◆ What to do: Transcribe the full listing below exactly.

[Data entries]
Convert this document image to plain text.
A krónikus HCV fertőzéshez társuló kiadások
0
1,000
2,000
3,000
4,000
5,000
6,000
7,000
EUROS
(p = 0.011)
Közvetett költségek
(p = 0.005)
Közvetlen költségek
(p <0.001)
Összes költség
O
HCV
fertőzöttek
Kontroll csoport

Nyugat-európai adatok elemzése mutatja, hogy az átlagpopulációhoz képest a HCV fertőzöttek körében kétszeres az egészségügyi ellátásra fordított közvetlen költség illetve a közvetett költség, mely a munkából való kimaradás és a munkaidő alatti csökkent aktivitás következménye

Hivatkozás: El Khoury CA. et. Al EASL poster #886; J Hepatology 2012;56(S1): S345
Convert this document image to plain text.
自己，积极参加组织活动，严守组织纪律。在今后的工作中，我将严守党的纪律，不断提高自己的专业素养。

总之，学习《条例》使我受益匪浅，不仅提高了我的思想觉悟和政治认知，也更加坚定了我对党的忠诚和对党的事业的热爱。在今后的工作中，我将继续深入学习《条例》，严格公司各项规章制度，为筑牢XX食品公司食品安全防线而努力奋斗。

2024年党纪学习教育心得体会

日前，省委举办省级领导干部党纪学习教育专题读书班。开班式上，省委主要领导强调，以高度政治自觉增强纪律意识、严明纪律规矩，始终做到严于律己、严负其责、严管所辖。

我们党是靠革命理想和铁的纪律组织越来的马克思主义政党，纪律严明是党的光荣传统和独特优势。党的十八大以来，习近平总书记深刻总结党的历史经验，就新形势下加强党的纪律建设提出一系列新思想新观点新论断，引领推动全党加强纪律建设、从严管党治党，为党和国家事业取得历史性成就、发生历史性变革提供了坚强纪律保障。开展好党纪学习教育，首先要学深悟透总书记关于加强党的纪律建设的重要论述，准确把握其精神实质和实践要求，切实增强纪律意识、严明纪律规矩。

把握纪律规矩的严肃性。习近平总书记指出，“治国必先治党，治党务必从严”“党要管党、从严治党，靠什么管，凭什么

◆ Exercise output:
Convert this document image to plain text.
A krónikus HCV fertőzéshez társuló kiadások
0
1,000
2,000
3,000
4,000
5,000
6,000
7,000
EUROS
(p = 0.011)
Közvetett költségek
(p = 0.005)
Közvetlen költségek
(p <0.001)
Összes költség
O
HCV
fertőzöttek
Kontroll csoport

Nyugat-európai adatok elemzése mutatja, hogy az átlagpopulációhoz képest a HCV fertőzöttek körében kétszeres az egészségügyi ellátásra fordított közvetlen költség illetve a közvetett költség, mely a munkából való kimaradás és a munkaidő alatti csökkent aktivitás következménye

Hivatkozás: El Khoury CA. et. Al EASL poster #886; J Hepatology 2012;56(S1): S345
Convert this document image to plain text.
自己，积极参加组织活动，严守组织纪律。在今后的工作中，我将严守党的纪律，不断提高自己的专业素养。

总之，学习《条例》使我受益匪浅，不仅提高了我的思想觉悟和政治认知，也更加坚定了我对党的忠诚和对党的事业的热爱。在今后的工作中，我将继续深入学习《条例》，严格公司各项规章制度，为筑牢XX食品公司食品安全防线而努力奋斗。

2024年党纪学习教育心得体会

日前，省委举办省级领导干部党纪学习教育专题读书班。开班式上，省委主要领导强调，以高度政治自觉增强纪律意识、严明纪律规矩，始终做到严于律己、严负其责、严管所辖。

我们党是靠革命理想和铁的纪律组织越来的马克思主义政党，纪律严明是党的光荣传统和独特优势。党的十八大以来，习近平总书记深刻总结党的历史经验，就新形势下加强党的纪律建设提出一系列新思想新观点新论断，引领推动全党加强纪律建设、从严管党治党，为党和国家事业取得历史性成就、发生历史性变革提供了坚强纪律保障。开展好党纪学习教育，首先要学深悟透总书记关于加强党的纪律建设的重要论述，准确把握其精神实质和实践要求，切实增强纪律意识、严明纪律规矩。

把握纪律规矩的严肃性。习近平总书记指出，“治国必先治党，治党务必从严”“党要管党、从严治党，靠什么管，凭什么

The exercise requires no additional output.